Requirement:
Reproduce every line of the listing as written, apart from the pictures.

>> Begin The input

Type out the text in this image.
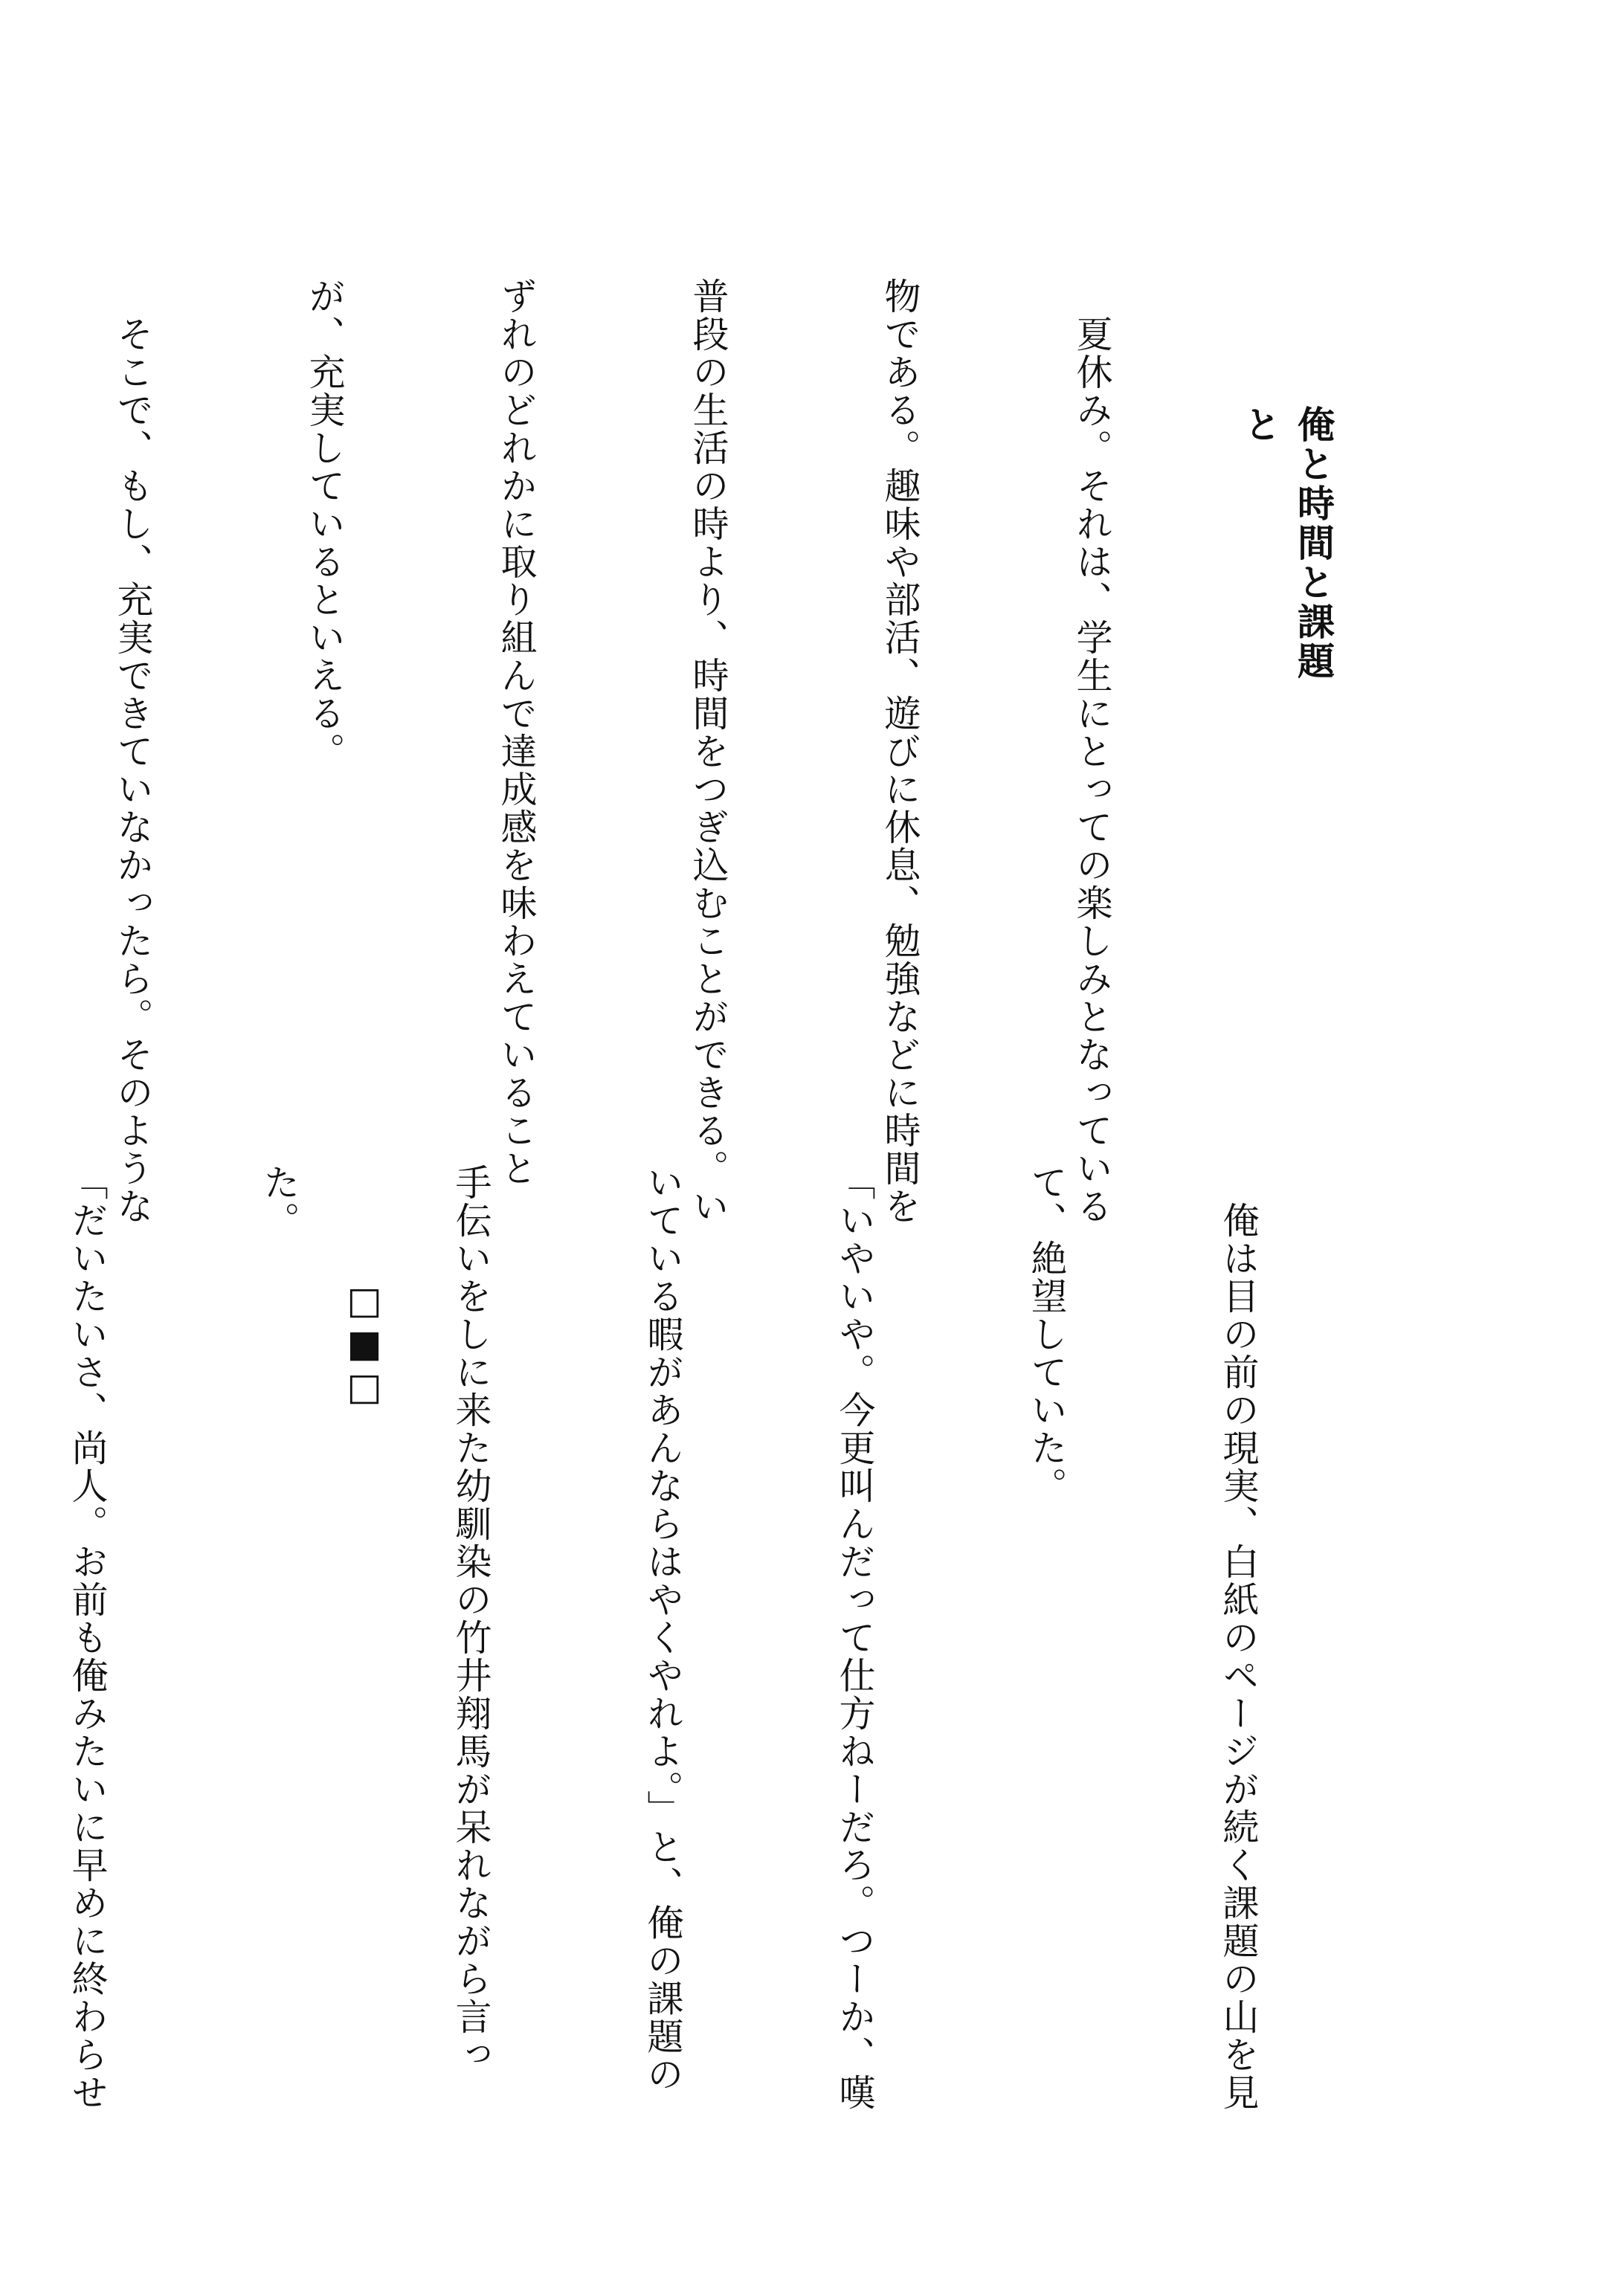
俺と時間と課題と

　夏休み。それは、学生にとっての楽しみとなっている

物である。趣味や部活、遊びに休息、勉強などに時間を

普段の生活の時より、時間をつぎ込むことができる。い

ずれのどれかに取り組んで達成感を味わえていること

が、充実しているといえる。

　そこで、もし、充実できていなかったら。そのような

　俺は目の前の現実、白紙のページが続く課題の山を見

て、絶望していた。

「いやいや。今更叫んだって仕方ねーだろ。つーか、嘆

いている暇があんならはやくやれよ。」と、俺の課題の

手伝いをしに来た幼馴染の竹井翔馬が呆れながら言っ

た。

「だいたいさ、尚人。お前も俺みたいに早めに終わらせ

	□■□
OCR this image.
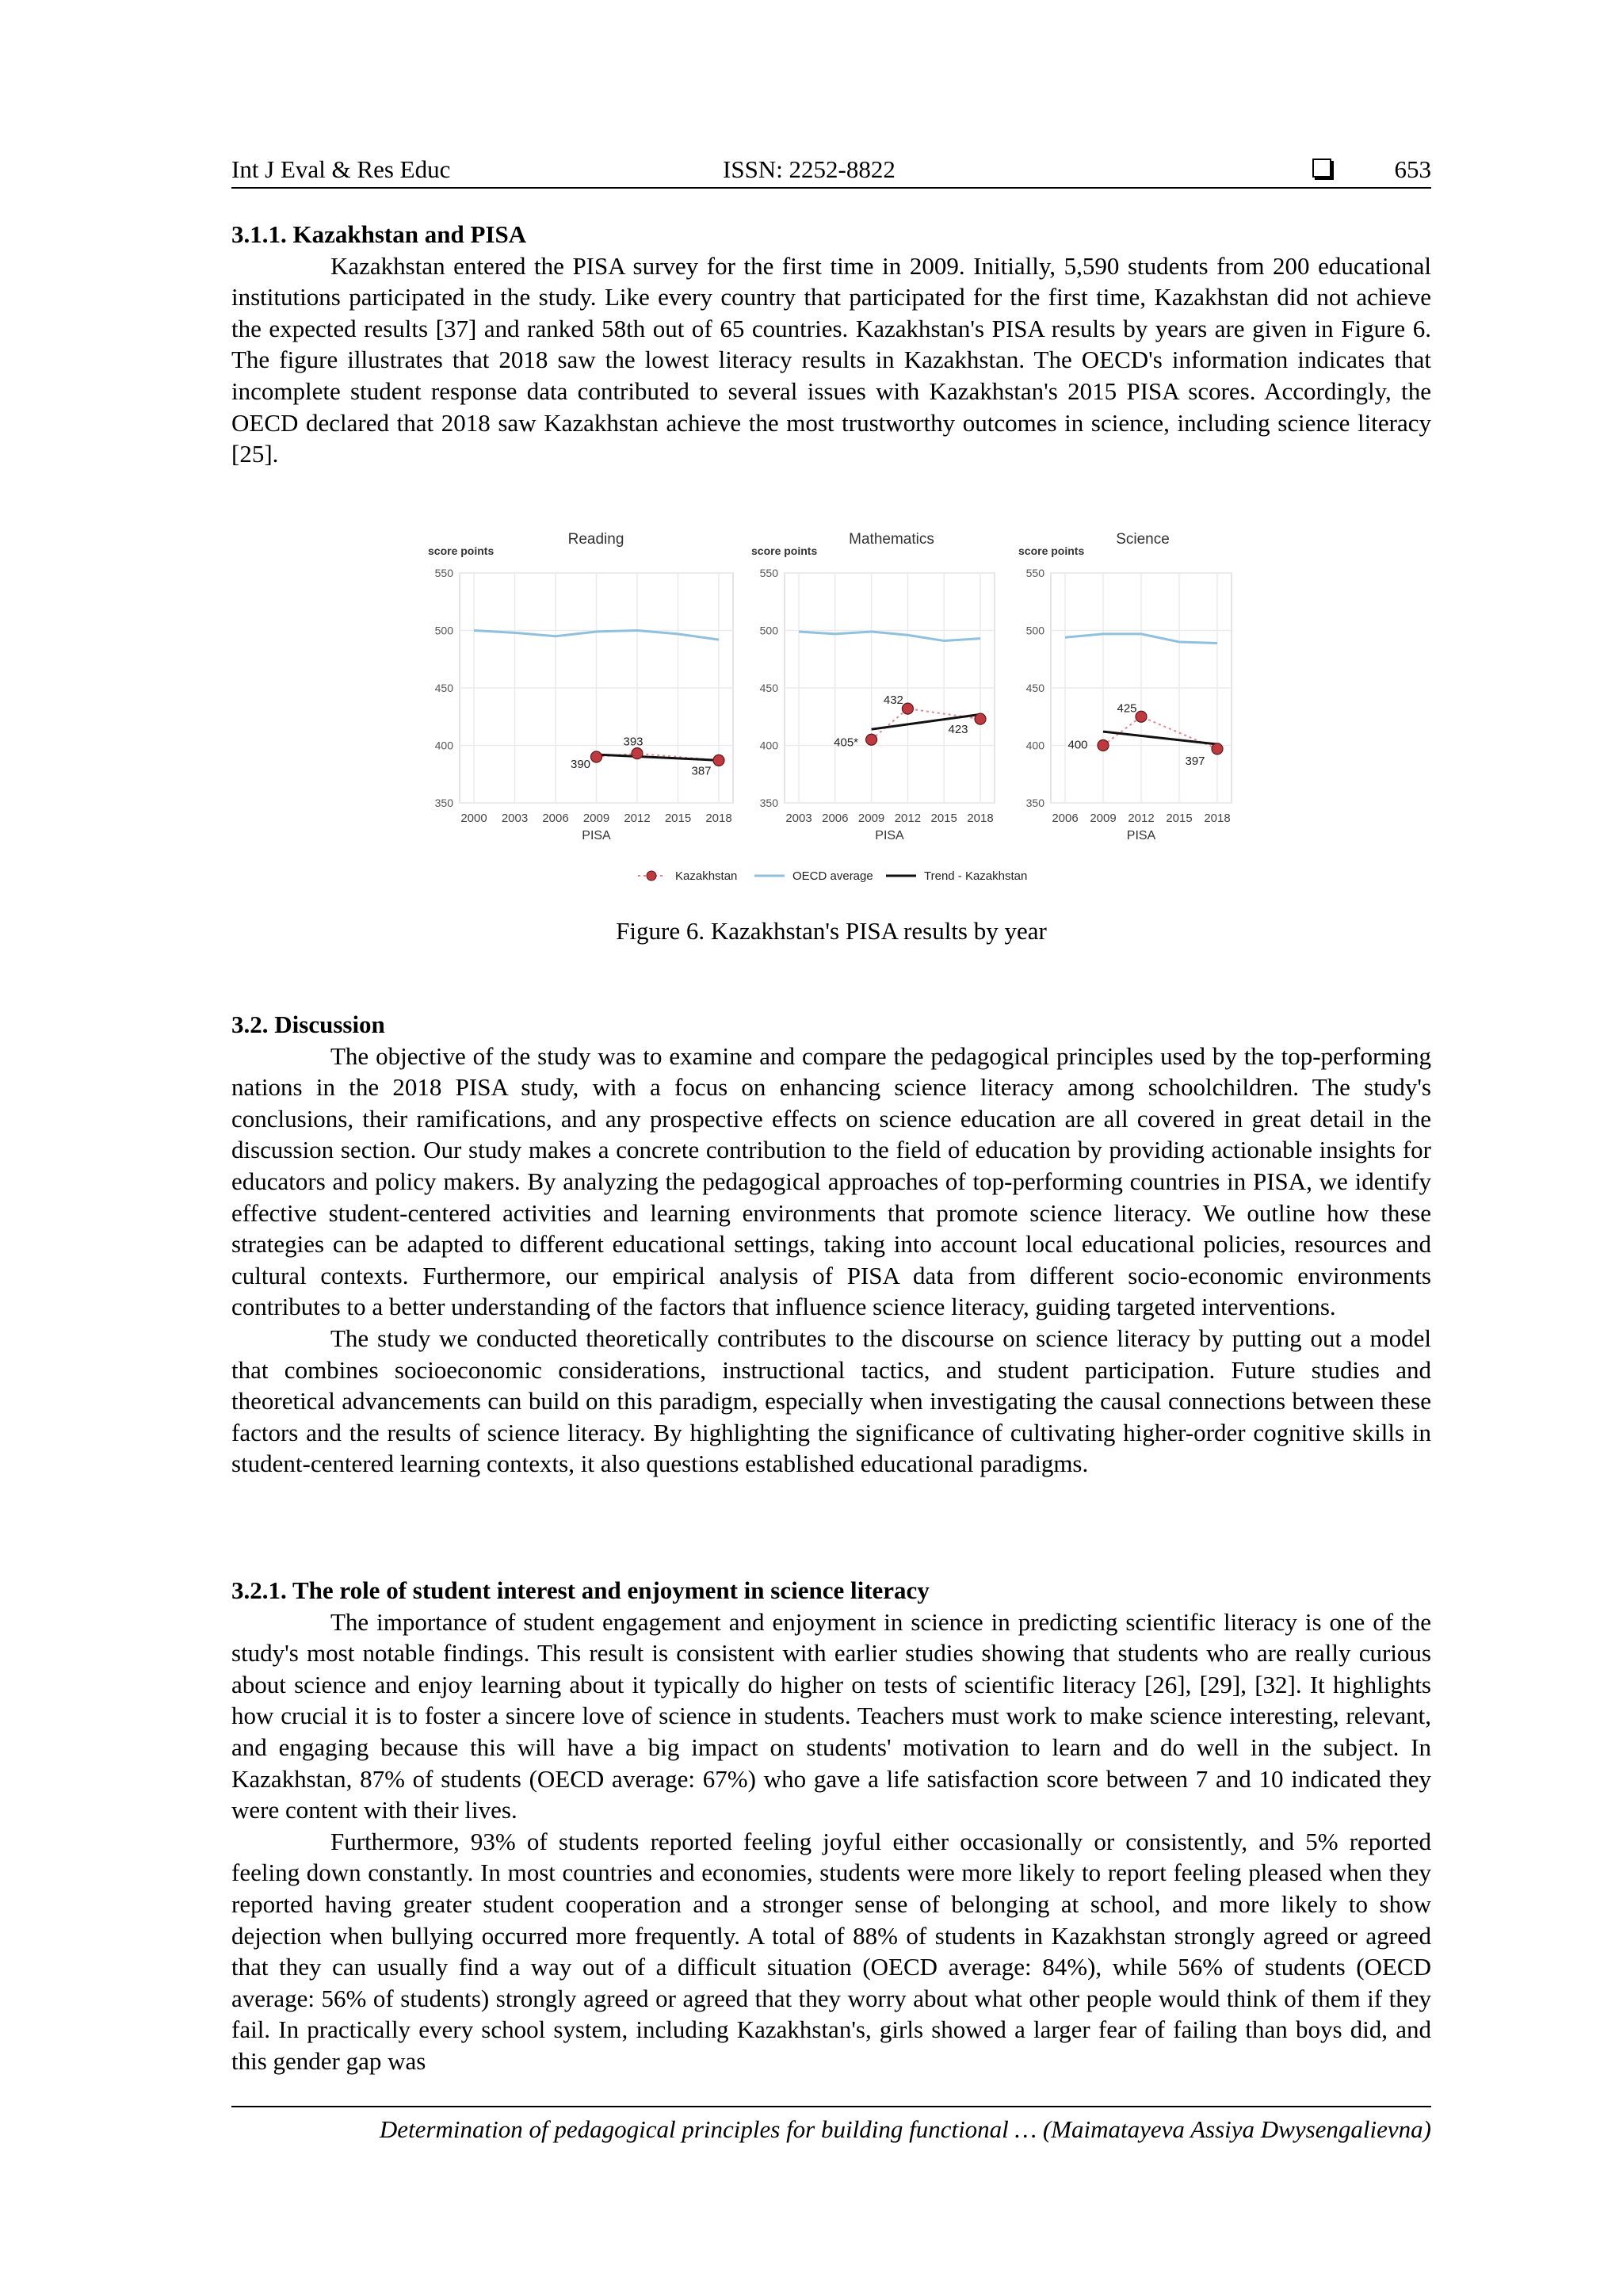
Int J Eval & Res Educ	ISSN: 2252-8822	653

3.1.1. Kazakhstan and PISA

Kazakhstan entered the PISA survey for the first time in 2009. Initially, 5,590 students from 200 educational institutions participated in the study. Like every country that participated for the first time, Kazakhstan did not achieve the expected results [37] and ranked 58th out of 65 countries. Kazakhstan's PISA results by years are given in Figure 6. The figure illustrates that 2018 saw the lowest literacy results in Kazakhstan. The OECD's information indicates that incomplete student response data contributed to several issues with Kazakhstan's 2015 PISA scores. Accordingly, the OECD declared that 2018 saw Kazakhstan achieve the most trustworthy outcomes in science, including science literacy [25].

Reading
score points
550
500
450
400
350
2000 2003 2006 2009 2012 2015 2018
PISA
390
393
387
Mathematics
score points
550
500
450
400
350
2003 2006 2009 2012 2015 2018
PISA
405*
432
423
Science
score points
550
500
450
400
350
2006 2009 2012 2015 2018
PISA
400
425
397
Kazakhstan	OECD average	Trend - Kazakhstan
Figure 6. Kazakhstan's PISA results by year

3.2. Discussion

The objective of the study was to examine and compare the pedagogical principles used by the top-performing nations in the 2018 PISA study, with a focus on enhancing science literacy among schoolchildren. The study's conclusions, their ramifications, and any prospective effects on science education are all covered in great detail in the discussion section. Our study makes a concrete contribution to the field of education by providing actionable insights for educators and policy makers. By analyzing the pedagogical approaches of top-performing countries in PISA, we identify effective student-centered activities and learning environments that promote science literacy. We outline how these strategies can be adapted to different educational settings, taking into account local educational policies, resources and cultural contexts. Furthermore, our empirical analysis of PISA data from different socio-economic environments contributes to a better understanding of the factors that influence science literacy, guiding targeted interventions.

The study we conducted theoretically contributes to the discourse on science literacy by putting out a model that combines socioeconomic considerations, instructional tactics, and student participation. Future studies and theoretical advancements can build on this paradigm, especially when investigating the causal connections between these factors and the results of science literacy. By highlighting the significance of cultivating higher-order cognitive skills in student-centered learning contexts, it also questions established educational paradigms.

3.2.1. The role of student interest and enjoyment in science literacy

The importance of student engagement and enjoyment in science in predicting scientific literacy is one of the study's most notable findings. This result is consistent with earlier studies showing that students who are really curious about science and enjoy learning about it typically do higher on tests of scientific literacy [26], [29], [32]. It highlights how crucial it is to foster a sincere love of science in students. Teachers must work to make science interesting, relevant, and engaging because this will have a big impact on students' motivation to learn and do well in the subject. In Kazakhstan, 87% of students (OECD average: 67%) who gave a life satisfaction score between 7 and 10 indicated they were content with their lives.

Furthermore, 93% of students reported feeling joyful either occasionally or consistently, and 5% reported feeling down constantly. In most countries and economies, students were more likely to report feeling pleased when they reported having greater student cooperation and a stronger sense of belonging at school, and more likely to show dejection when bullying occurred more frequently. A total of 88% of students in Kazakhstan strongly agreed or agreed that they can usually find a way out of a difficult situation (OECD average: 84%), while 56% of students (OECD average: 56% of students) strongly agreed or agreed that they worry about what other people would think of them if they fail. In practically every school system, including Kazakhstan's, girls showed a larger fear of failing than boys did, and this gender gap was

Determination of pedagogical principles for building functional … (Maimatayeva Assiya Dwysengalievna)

>> End The input

In response:
Type out the text in this image.
俺と時間と課題と

　夏休み。それは、学生にとっての楽しみとなっている

物である。趣味や部活、遊びに休息、勉強などに時間を

普段の生活の時より、時間をつぎ込むことができる。い

ずれのどれかに取り組んで達成感を味わえていること

が、充実しているといえる。

　そこで、もし、充実できていなかったら。そのような

　俺は目の前の現実、白紙のページが続く課題の山を見

て、絶望していた。

「いやいや。今更叫んだって仕方ねーだろ。つーか、嘆

いている暇があんならはやくやれよ。」と、俺の課題の

手伝いをしに来た幼馴染の竹井翔馬が呆れながら言っ

た。

「だいたいさ、尚人。お前も俺みたいに早めに終わらせ

	□■□
OCR this image.
Int J Eval & Res Educ	ISSN: 2252-8822	653

3.1.1. Kazakhstan and PISA

Kazakhstan entered the PISA survey for the first time in 2009. Initially, 5,590 students from 200 educational institutions participated in the study. Like every country that participated for the first time, Kazakhstan did not achieve the expected results [37] and ranked 58th out of 65 countries. Kazakhstan's PISA results by years are given in Figure 6. The figure illustrates that 2018 saw the lowest literacy results in Kazakhstan. The OECD's information indicates that incomplete student response data contributed to several issues with Kazakhstan's 2015 PISA scores. Accordingly, the OECD declared that 2018 saw Kazakhstan achieve the most trustworthy outcomes in science, including science literacy [25].

Reading
score points
550
500
450
400
350
2000 2003 2006 2009 2012 2015 2018
PISA
390
393
387
Mathematics
score points
550
500
450
400
350
2003 2006 2009 2012 2015 2018
PISA
405*
432
423
Science
score points
550
500
450
400
350
2006 2009 2012 2015 2018
PISA
400
425
397
Kazakhstan	OECD average	Trend - Kazakhstan
Figure 6. Kazakhstan's PISA results by year

3.2. Discussion

The objective of the study was to examine and compare the pedagogical principles used by the top-performing nations in the 2018 PISA study, with a focus on enhancing science literacy among schoolchildren. The study's conclusions, their ramifications, and any prospective effects on science education are all covered in great detail in the discussion section. Our study makes a concrete contribution to the field of education by providing actionable insights for educators and policy makers. By analyzing the pedagogical approaches of top-performing countries in PISA, we identify effective student-centered activities and learning environments that promote science literacy. We outline how these strategies can be adapted to different educational settings, taking into account local educational policies, resources and cultural contexts. Furthermore, our empirical analysis of PISA data from different socio-economic environments contributes to a better understanding of the factors that influence science literacy, guiding targeted interventions.

The study we conducted theoretically contributes to the discourse on science literacy by putting out a model that combines socioeconomic considerations, instructional tactics, and student participation. Future studies and theoretical advancements can build on this paradigm, especially when investigating the causal connections between these factors and the results of science literacy. By highlighting the significance of cultivating higher-order cognitive skills in student-centered learning contexts, it also questions established educational paradigms.

3.2.1. The role of student interest and enjoyment in science literacy

The importance of student engagement and enjoyment in science in predicting scientific literacy is one of the study's most notable findings. This result is consistent with earlier studies showing that students who are really curious about science and enjoy learning about it typically do higher on tests of scientific literacy [26], [29], [32]. It highlights how crucial it is to foster a sincere love of science in students. Teachers must work to make science interesting, relevant, and engaging because this will have a big impact on students' motivation to learn and do well in the subject. In Kazakhstan, 87% of students (OECD average: 67%) who gave a life satisfaction score between 7 and 10 indicated they were content with their lives.

Furthermore, 93% of students reported feeling joyful either occasionally or consistently, and 5% reported feeling down constantly. In most countries and economies, students were more likely to report feeling pleased when they reported having greater student cooperation and a stronger sense of belonging at school, and more likely to show dejection when bullying occurred more frequently. A total of 88% of students in Kazakhstan strongly agreed or agreed that they can usually find a way out of a difficult situation (OECD average: 84%), while 56% of students (OECD average: 56% of students) strongly agreed or agreed that they worry about what other people would think of them if they fail. In practically every school system, including Kazakhstan's, girls showed a larger fear of failing than boys did, and this gender gap was

Determination of pedagogical principles for building functional … (Maimatayeva Assiya Dwysengalievna)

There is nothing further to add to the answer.